§ What is expected
Tally the lines holding the word "Views" and state the count by itself.

§ Exercise inputs
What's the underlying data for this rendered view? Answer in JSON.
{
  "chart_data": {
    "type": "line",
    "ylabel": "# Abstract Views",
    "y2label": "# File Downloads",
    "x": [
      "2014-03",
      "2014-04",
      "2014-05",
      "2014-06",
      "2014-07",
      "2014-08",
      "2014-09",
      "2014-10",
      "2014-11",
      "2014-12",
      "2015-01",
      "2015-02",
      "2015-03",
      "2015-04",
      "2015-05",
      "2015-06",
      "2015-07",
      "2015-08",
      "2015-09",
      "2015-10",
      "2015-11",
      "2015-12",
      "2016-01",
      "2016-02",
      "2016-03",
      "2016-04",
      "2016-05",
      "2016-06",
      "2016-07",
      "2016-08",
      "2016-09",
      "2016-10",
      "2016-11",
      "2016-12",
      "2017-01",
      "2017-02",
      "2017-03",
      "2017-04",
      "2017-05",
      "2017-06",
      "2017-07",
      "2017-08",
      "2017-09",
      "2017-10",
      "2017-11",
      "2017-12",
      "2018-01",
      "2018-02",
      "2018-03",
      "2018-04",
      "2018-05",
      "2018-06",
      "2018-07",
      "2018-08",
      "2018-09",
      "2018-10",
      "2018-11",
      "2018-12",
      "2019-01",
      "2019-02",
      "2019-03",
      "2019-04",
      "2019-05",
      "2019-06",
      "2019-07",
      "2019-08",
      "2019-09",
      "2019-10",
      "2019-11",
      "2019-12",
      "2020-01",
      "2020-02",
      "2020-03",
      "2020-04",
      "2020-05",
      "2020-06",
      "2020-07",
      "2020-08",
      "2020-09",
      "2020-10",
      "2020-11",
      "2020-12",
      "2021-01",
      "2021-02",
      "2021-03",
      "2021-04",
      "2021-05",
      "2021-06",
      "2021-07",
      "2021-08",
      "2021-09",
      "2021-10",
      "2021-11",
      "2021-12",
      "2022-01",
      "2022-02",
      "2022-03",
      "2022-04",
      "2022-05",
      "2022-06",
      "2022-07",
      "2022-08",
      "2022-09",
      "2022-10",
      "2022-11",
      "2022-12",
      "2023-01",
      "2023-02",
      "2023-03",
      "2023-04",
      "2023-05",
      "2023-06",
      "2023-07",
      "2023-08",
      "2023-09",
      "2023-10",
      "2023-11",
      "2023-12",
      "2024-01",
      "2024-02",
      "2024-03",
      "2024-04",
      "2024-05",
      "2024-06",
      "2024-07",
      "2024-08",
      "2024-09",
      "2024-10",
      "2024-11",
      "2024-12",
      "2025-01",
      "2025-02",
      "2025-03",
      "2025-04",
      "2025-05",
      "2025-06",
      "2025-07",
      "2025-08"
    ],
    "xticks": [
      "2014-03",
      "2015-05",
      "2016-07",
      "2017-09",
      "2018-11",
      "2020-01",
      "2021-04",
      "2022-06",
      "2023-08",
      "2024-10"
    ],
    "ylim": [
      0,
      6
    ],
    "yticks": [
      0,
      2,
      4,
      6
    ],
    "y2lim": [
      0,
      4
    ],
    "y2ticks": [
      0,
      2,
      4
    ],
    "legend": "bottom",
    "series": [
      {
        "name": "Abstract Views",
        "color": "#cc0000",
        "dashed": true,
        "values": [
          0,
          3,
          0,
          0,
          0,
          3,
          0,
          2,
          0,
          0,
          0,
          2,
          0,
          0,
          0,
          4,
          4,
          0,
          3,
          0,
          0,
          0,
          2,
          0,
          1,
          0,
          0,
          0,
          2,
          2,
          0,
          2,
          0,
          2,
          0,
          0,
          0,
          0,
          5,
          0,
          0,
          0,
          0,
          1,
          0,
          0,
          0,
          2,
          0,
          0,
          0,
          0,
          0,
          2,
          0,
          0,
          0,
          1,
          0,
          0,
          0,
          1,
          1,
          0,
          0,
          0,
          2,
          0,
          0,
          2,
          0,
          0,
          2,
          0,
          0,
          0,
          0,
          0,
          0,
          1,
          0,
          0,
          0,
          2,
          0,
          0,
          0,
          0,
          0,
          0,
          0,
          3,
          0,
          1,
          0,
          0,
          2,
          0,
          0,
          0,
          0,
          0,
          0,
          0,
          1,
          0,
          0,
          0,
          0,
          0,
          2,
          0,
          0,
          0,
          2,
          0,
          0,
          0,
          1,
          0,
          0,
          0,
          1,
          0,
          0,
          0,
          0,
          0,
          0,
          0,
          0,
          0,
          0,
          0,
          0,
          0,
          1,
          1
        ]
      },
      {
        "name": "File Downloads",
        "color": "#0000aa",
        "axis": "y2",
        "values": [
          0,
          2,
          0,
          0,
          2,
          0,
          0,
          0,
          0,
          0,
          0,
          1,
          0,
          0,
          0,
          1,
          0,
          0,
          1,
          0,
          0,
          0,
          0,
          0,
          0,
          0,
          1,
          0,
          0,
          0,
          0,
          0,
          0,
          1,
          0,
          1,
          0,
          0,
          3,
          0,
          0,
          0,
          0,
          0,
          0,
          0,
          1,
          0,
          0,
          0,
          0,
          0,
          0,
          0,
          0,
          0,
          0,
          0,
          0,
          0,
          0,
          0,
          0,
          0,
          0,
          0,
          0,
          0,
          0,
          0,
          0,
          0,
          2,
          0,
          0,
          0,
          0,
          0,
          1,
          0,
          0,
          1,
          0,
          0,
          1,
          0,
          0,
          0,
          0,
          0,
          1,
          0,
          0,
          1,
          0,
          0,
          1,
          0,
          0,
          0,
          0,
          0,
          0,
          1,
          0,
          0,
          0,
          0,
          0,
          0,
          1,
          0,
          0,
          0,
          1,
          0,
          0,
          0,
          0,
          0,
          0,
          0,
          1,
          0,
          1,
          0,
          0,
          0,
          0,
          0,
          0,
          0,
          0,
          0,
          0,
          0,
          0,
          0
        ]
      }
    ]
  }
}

§ Result
2